[Stored data]
────

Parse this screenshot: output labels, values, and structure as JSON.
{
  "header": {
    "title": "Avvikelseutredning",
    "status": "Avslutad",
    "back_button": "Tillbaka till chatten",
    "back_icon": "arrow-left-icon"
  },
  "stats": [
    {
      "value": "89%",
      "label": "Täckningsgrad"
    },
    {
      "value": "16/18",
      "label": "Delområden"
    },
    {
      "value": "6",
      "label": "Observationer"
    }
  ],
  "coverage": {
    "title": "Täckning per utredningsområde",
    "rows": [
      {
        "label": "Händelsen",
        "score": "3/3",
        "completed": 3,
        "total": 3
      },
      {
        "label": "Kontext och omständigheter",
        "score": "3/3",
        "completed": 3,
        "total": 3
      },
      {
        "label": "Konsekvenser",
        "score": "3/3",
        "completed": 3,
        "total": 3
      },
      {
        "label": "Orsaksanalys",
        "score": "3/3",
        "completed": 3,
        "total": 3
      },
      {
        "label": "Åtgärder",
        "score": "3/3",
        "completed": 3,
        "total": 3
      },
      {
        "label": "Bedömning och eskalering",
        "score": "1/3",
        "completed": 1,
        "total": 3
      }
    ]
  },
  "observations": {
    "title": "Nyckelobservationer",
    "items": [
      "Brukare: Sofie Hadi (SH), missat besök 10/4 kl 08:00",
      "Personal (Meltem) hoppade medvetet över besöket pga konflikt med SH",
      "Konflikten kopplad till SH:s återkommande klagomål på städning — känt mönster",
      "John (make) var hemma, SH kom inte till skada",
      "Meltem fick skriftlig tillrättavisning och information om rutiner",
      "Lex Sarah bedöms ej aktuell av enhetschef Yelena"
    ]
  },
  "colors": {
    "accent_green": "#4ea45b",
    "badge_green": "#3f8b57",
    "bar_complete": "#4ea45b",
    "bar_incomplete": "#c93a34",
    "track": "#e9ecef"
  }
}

────

Retype every entry word for word.

Parse this screenshot: output labels, values, and structure as JSON.
{
  "header": {
    "title": "Avvikelseutredning",
    "status": "Avslutad",
    "back_button": "Tillbaka till chatten",
    "back_icon": "arrow-left-icon"
  },
  "stats": [
    {
      "value": "89%",
      "label": "Täckningsgrad"
    },
    {
      "value": "16/18",
      "label": "Delområden"
    },
    {
      "value": "6",
      "label": "Observationer"
    }
  ],
  "coverage": {
    "title": "Täckning per utredningsområde",
    "rows": [
      {
        "label": "Händelsen",
        "score": "3/3",
        "completed": 3,
        "total": 3
      },
      {
        "label": "Kontext och omständigheter",
        "score": "3/3",
        "completed": 3,
        "total": 3
      },
      {
        "label": "Konsekvenser",
        "score": "3/3",
        "completed": 3,
        "total": 3
      },
      {
        "label": "Orsaksanalys",
        "score": "3/3",
        "completed": 3,
        "total": 3
      },
      {
        "label": "Åtgärder",
        "score": "3/3",
        "completed": 3,
        "total": 3
      },
      {
        "label": "Bedömning och eskalering",
        "score": "1/3",
        "completed": 1,
        "total": 3
      }
    ]
  },
  "observations": {
    "title": "Nyckelobservationer",
    "items": [
      "Brukare: Sofie Hadi (SH), missat besök 10/4 kl 08:00",
      "Personal (Meltem) hoppade medvetet över besöket pga konflikt med SH",
      "Konflikten kopplad till SH:s återkommande klagomål på städning — känt mönster",
      "John (make) var hemma, SH kom inte till skada",
      "Meltem fick skriftlig tillrättavisning och information om rutiner",
      "Lex Sarah bedöms ej aktuell av enhetschef Yelena"
    ]
  },
  "colors": {
    "accent_green": "#4ea45b",
    "badge_green": "#3f8b57",
    "bar_complete": "#4ea45b",
    "bar_incomplete": "#c93a34",
    "track": "#e9ecef"
  }
}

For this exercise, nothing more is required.